* **Problem description**:
Make an exact copy of the entries, and keep any pictures out of it.

* **Data provided**:
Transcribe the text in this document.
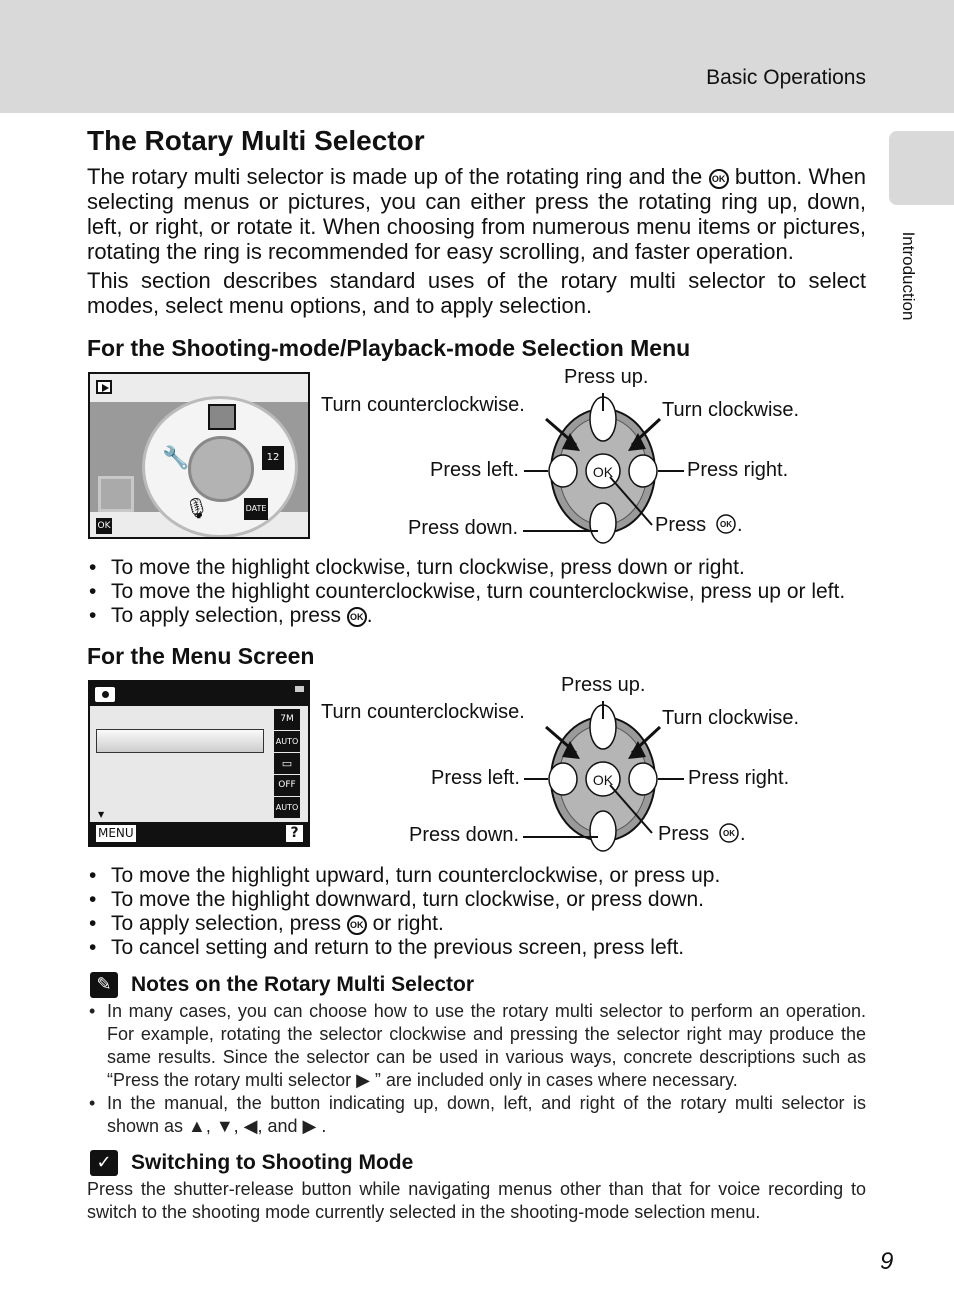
Basic Operations
Introduction
The Rotary Multi Selector

The rotary multi selector is made up of the rotating ring and the OK button. When selecting menus or pictures, you can either press the rotating ring up, down, left, or right, or rotate it. When choosing from numerous menu items or pictures, rotating the ring is recommended for easy scrolling, and faster operation.

This section describes standard uses of the rotary multi selector to select modes, select menu options, and to apply selection.

For the Shooting-mode/Playback-mode Selection Menu
🔧	12
🎙	DATE
OK
OK
Press up.
Turn counterclockwise.	Turn clockwise.
Press left.	Press right.
Press down.	Press OK .
• To move the highlight clockwise, turn clockwise, press down or right.
• To move the highlight counterclockwise, turn counterclockwise, press up or left.
• To apply selection, press OK .
For the Menu Screen
▼
7M
AUTO
▭
OFF
AUTO
MENU	?
OK
Press up.
Turn counterclockwise.	Turn clockwise.
Press left.	Press right.
Press down.	Press OK .
• To move the highlight upward, turn counterclockwise, or press up.
• To move the highlight downward, turn clockwise, or press down.
• To apply selection, press OK or right.
• To cancel setting and return to the previous screen, press left.
✎ Notes on the Rotary Multi Selector
• In many cases, you can choose how to use the rotary multi selector to perform an operation. For example, rotating the selector clockwise and pressing the selector right may produce the same results. Since the selector can be used in various ways, concrete descriptions such as “Press the rotary multi selector ▶ ” are included only in cases where necessary.
• In the manual, the button indicating up, down, left, and right of the rotary multi selector is shown as ▲, ▼, ◀, and ▶ .
✓ Switching to Shooting Mode

Press the shutter-release button while navigating menus other than that for voice recording to switch to the shooting mode currently selected in the shooting-mode selection menu.

9
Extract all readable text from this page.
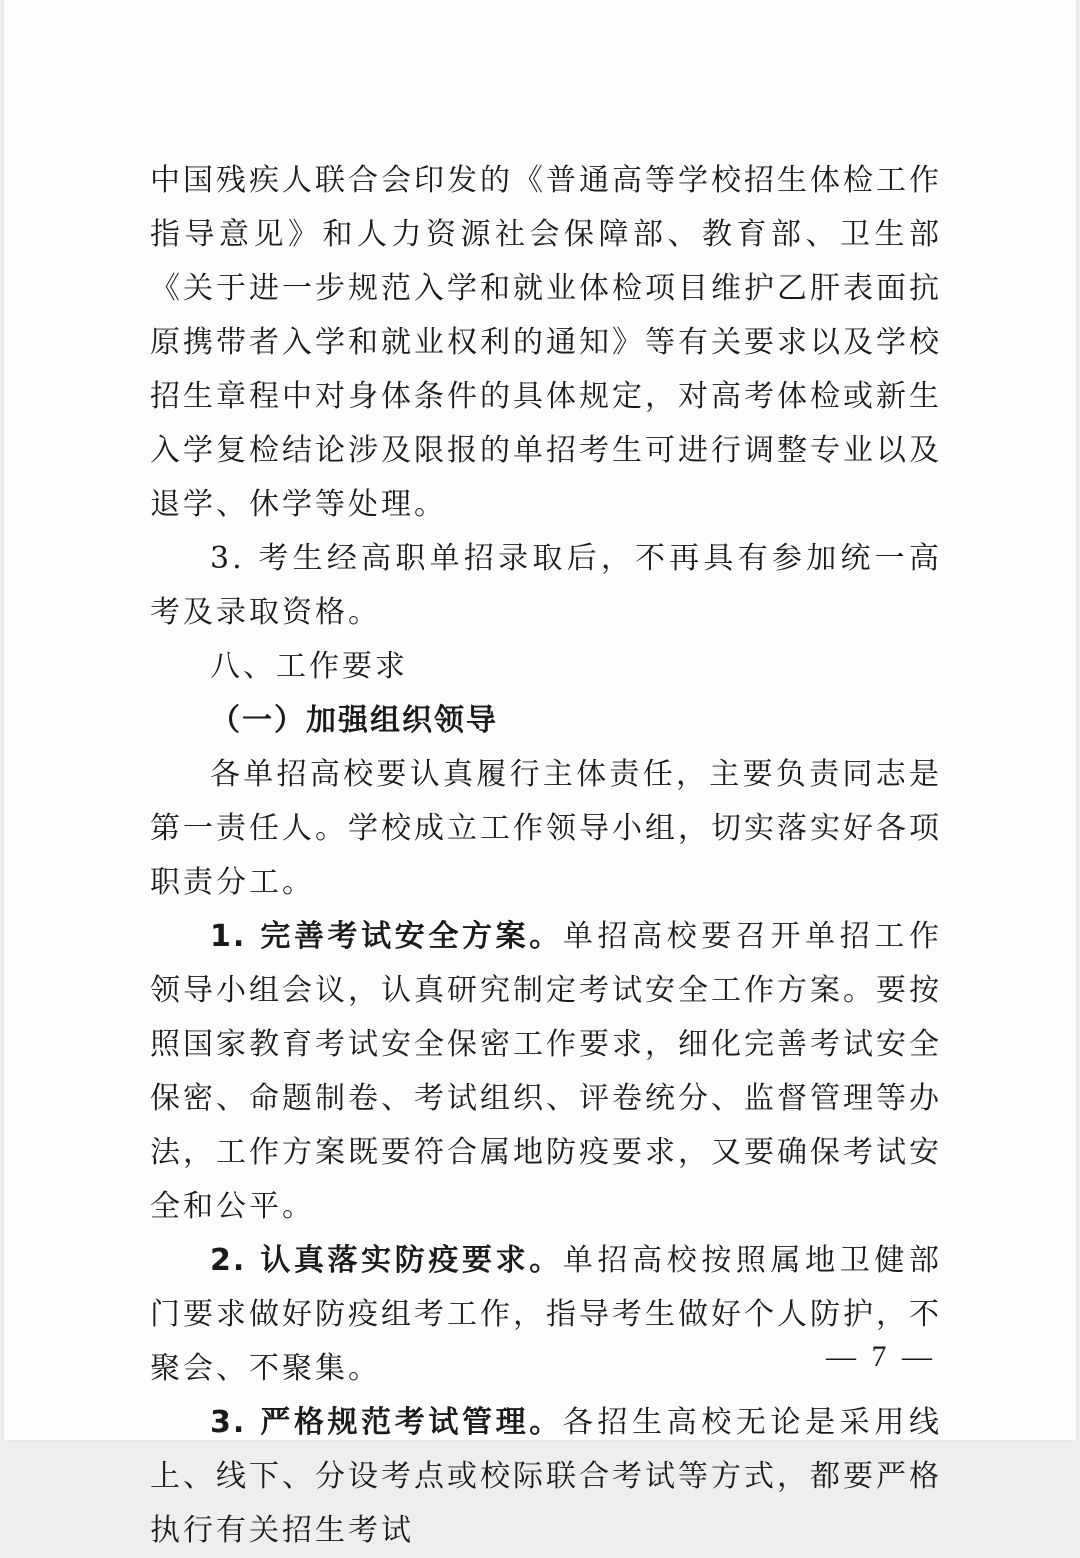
中国残疾人联合会印发的《普通高等学校招生体检工作指导意见》和人力资源社会保障部、教育部、卫生部《关于进一步规范入学和就业体检项目维护乙肝表面抗原携带者入学和就业权利的通知》等有关要求以及学校招生章程中对身体条件的具体规定，对高考体检或新生入学复检结论涉及限报的单招考生可进行调整专业以及退学、休学等处理。

3. 考生经高职单招录取后，不再具有参加统一高考及录取资格。

八、工作要求

（一）加强组织领导

各单招高校要认真履行主体责任，主要负责同志是第一责任人。学校成立工作领导小组，切实落实好各项职责分工。

1. 完善考试安全方案。单招高校要召开单招工作领导小组会议，认真研究制定考试安全工作方案。要按照国家教育考试安全保密工作要求，细化完善考试安全保密、命题制卷、考试组织、评卷统分、监督管理等办法，工作方案既要符合属地防疫要求，又要确保考试安全和公平。

2. 认真落实防疫要求。单招高校按照属地卫健部门要求做好防疫组考工作，指导考生做好个人防护，不聚会、不聚集。

3. 严格规范考试管理。各招生高校无论是采用线上、线下、分设考点或校际联合考试等方式，都要严格执行有关招生考试

— 7 —
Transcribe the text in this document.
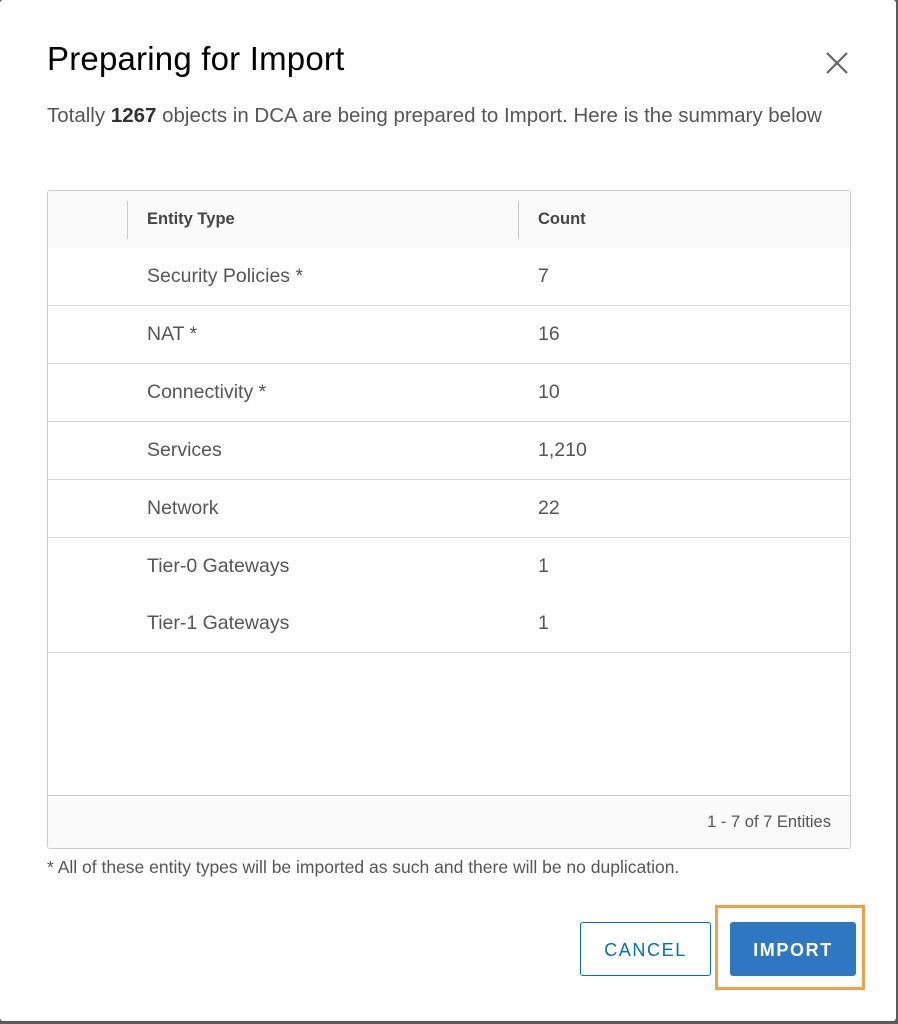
Preparing for Import
Totally 1267 objects in DCA are being prepared to Import. Here is the summary below
Entity Type	Count
Security Policies *	7
NAT *	16
Connectivity *	10
Services	1,210
Network	22
Tier-0 Gateways	1
Tier-1 Gateways	1
1 - 7 of 7 Entities
* All of these entity types will be imported as such and there will be no duplication.
CANCEL	IMPORT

* **Solution below**:
Transcribe the text in this document.
Basic Operations
Introduction
The Rotary Multi Selector

The rotary multi selector is made up of the rotating ring and the OK button. When selecting menus or pictures, you can either press the rotating ring up, down, left, or right, or rotate it. When choosing from numerous menu items or pictures, rotating the ring is recommended for easy scrolling, and faster operation.

This section describes standard uses of the rotary multi selector to select modes, select menu options, and to apply selection.

For the Shooting-mode/Playback-mode Selection Menu
🔧	12
🎙	DATE
OK
OK
Press up.
Turn counterclockwise.	Turn clockwise.
Press left.	Press right.
Press down.	Press OK .
• To move the highlight clockwise, turn clockwise, press down or right.
• To move the highlight counterclockwise, turn counterclockwise, press up or left.
• To apply selection, press OK .
For the Menu Screen
▼
7M
AUTO
▭
OFF
AUTO
MENU	?
OK
Press up.
Turn counterclockwise.	Turn clockwise.
Press left.	Press right.
Press down.	Press OK .
• To move the highlight upward, turn counterclockwise, or press up.
• To move the highlight downward, turn clockwise, or press down.
• To apply selection, press OK or right.
• To cancel setting and return to the previous screen, press left.
✎ Notes on the Rotary Multi Selector
• In many cases, you can choose how to use the rotary multi selector to perform an operation. For example, rotating the selector clockwise and pressing the selector right may produce the same results. Since the selector can be used in various ways, concrete descriptions such as “Press the rotary multi selector ▶ ” are included only in cases where necessary.
• In the manual, the button indicating up, down, left, and right of the rotary multi selector is shown as ▲, ▼, ◀, and ▶ .
✓ Switching to Shooting Mode

Press the shutter-release button while navigating menus other than that for voice recording to switch to the shooting mode currently selected in the shooting-mode selection menu.

9
Extract all readable text from this page.
中国残疾人联合会印发的《普通高等学校招生体检工作指导意见》和人力资源社会保障部、教育部、卫生部《关于进一步规范入学和就业体检项目维护乙肝表面抗原携带者入学和就业权利的通知》等有关要求以及学校招生章程中对身体条件的具体规定，对高考体检或新生入学复检结论涉及限报的单招考生可进行调整专业以及退学、休学等处理。

3. 考生经高职单招录取后，不再具有参加统一高考及录取资格。

八、工作要求

（一）加强组织领导

各单招高校要认真履行主体责任，主要负责同志是第一责任人。学校成立工作领导小组，切实落实好各项职责分工。

1. 完善考试安全方案。单招高校要召开单招工作领导小组会议，认真研究制定考试安全工作方案。要按照国家教育考试安全保密工作要求，细化完善考试安全保密、命题制卷、考试组织、评卷统分、监督管理等办法，工作方案既要符合属地防疫要求，又要确保考试安全和公平。

2. 认真落实防疫要求。单招高校按照属地卫健部门要求做好防疫组考工作，指导考生做好个人防护，不聚会、不聚集。

3. 严格规范考试管理。各招生高校无论是采用线上、线下、分设考点或校际联合考试等方式，都要严格执行有关招生考试

— 7 —
Transcribe the text in this document.
Preparing for Import
Totally 1267 objects in DCA are being prepared to Import. Here is the summary below
Entity Type	Count
Security Policies *	7
NAT *	16
Connectivity *	10
Services	1,210
Network	22
Tier-0 Gateways	1
Tier-1 Gateways	1
1 - 7 of 7 Entities
* All of these entity types will be imported as such and there will be no duplication.
CANCEL	IMPORT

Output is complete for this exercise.